Fragmento citado:
Chile sin docentes: ¿Por qué nadie quiere enseñar?

Por décadas, el sistema educativo chileno ha enfrentado una crisis silenciosa pero persistente: el déficit de profesoras y profesores. Las cifras son claras, alarmantes y desafían el futuro funcionamiento del sistema educativo. Esto ya ha sido difundido por diversos medios y se ha puesto sobre la mesa en la discusión técnico-política.

Ante esta realidad, los esfuerzos legislativos y técnicos se han centrado mayoritariamente en elevar los requisitos de ingreso a las carreras de pedagogía, bajo el supuesto de que mejores puntajes en la PAES garantizarán una formación docente de calidad y por ende, una mejora en el aprendizaje de niños, niñas y jóvenes. Pero este enfoque, si bien necesario en su dimensión meritocrática, es insuficiente e incluso contraproducente si no va acompañado de una verdadera voluntad política que enfrente las causas estructurales del problema.

Hay una premisa que no puede ser ignorada: ningún joven con talento y vocación elegirá la docencia como proyecto de vida si esta profesión continúa siendo socialmente desvalorizada y económicamente castigada. La narrativa que responsabiliza exclusivamente a los estudiantes por la baja calidad educativa -porque "no alcanzan el puntaje suficiente"- elude una pregunta más compleja: ¿por qué la docencia dejó de ser una opción atractiva, incluso para quienes cumplen con los requisitos académicos?

Una de las visiones que se ha planteado en este debate ha insistido en que la solución está en "atraer a los mejores" con exigencias más altas. Sin embargo, esas mismas voces han guardado silencio frente a las condiciones laborales que esperan a esos "mejores" una vez egresados: aulas sobrepobladas, precarización laboral, presión administrativa, desgaste emocional y una carrera docente que, pese a las reformas, aún no representa un horizonte de desarrollo profesional sólido. ¿Quién elige una profesión con alta responsabilidad social y baja retribución material y simbólica?

Tu tarea: Actualiza la parte del fragmento citado que empieza con las palabras "Una de las visiones" y termina con "material y simbólica?", cambiando "aulas sobrepobladas" por "cursos con demasiados estudiantes". Para resolver esto, basta con el fragmento citado.

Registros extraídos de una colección
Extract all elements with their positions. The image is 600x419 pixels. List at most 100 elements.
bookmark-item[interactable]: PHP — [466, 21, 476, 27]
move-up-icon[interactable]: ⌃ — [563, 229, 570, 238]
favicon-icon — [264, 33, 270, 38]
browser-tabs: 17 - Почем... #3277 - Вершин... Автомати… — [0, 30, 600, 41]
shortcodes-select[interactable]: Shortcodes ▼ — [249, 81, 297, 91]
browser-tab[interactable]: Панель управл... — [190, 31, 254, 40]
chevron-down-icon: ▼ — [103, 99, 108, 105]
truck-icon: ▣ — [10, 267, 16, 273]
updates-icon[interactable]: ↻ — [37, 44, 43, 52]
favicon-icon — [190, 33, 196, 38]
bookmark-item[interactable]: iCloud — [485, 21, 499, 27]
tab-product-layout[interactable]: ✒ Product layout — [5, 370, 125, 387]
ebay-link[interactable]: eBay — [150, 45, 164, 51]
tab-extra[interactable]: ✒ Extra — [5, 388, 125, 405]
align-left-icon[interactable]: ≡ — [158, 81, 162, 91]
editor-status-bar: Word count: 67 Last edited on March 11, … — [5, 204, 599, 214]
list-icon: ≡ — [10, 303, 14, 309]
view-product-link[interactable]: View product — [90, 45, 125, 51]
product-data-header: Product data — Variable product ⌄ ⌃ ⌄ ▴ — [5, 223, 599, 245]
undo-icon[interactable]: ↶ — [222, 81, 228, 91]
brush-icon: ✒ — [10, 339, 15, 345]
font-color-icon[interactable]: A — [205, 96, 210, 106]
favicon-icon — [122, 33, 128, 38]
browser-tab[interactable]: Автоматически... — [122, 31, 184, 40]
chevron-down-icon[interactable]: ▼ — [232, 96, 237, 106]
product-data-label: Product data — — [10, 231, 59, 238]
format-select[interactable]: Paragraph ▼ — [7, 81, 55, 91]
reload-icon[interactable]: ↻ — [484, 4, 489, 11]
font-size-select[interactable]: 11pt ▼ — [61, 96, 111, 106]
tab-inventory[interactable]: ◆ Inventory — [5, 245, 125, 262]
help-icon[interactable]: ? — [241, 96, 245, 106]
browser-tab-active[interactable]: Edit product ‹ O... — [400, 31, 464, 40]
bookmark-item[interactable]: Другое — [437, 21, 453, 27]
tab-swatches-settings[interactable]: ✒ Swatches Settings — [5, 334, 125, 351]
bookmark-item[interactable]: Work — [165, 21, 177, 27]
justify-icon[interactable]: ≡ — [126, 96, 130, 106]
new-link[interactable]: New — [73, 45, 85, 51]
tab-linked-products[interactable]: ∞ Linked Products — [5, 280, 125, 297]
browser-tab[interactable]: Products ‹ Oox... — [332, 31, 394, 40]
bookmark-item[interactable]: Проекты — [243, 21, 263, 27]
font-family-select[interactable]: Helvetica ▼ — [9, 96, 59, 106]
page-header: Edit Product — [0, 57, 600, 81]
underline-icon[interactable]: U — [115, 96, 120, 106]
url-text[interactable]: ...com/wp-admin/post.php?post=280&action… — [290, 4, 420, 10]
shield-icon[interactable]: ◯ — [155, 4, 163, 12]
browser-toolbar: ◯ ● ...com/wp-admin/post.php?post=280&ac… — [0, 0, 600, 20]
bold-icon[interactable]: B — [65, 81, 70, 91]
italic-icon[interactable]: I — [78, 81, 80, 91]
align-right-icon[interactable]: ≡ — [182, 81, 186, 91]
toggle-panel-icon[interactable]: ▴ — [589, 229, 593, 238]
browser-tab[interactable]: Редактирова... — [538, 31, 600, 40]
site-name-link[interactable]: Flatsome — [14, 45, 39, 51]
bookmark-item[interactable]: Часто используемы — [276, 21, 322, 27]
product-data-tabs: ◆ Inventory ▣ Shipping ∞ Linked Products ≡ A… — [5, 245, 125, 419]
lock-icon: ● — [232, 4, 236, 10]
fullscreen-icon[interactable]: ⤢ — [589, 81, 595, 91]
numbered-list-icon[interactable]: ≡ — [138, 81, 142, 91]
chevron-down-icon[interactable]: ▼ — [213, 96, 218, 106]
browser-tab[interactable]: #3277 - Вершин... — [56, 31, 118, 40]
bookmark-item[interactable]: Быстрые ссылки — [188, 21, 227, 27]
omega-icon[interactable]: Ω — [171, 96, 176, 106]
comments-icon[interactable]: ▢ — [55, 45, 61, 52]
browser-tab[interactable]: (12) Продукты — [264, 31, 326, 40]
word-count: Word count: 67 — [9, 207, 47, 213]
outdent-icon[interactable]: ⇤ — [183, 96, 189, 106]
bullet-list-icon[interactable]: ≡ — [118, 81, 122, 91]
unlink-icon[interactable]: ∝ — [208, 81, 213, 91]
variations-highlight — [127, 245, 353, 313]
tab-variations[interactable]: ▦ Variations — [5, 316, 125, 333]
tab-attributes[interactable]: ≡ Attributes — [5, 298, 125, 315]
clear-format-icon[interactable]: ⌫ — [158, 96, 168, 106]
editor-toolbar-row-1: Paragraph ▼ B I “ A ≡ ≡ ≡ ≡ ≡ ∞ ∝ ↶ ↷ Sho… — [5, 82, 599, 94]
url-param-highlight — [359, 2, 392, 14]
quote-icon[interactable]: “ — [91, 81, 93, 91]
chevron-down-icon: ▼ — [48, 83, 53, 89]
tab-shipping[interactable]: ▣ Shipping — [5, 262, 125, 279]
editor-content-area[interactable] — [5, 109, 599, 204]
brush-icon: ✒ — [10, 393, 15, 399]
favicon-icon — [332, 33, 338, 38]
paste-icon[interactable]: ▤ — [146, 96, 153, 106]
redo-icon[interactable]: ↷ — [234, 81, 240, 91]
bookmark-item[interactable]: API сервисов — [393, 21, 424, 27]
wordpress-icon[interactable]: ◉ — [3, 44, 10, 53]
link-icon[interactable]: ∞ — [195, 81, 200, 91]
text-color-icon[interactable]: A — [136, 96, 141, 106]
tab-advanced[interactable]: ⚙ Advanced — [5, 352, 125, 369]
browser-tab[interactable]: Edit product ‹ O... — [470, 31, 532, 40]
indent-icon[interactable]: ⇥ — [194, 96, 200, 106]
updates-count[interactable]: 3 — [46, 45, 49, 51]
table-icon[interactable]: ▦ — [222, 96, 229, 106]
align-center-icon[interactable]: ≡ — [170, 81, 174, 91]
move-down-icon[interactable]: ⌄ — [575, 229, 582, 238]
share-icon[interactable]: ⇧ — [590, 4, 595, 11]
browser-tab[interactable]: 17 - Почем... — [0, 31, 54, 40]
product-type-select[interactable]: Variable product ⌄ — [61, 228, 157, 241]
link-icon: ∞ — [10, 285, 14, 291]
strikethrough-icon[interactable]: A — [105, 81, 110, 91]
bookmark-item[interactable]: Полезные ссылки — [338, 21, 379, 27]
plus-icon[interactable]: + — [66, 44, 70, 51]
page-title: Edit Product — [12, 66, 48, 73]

Respuesta a la tarea:
Una de las visiones que se ha planteado en este debate ha insistido en que la solución está en "atraer a los mejores" con exigencias más altas. Sin embargo, esas mismas voces han guardado silencio frente a las condiciones laborales que esperan a esos "mejores" una vez egresados: cursos con demasiados estudiantes, precarización laboral, presión administrativa, desgaste emocional y una carrera docente que, pese a las reformas, aún no representa un horizonte de desarrollo profesional sólido. ¿Quién elige una profesión con alta responsabilidad social y baja retribución material y simbólica?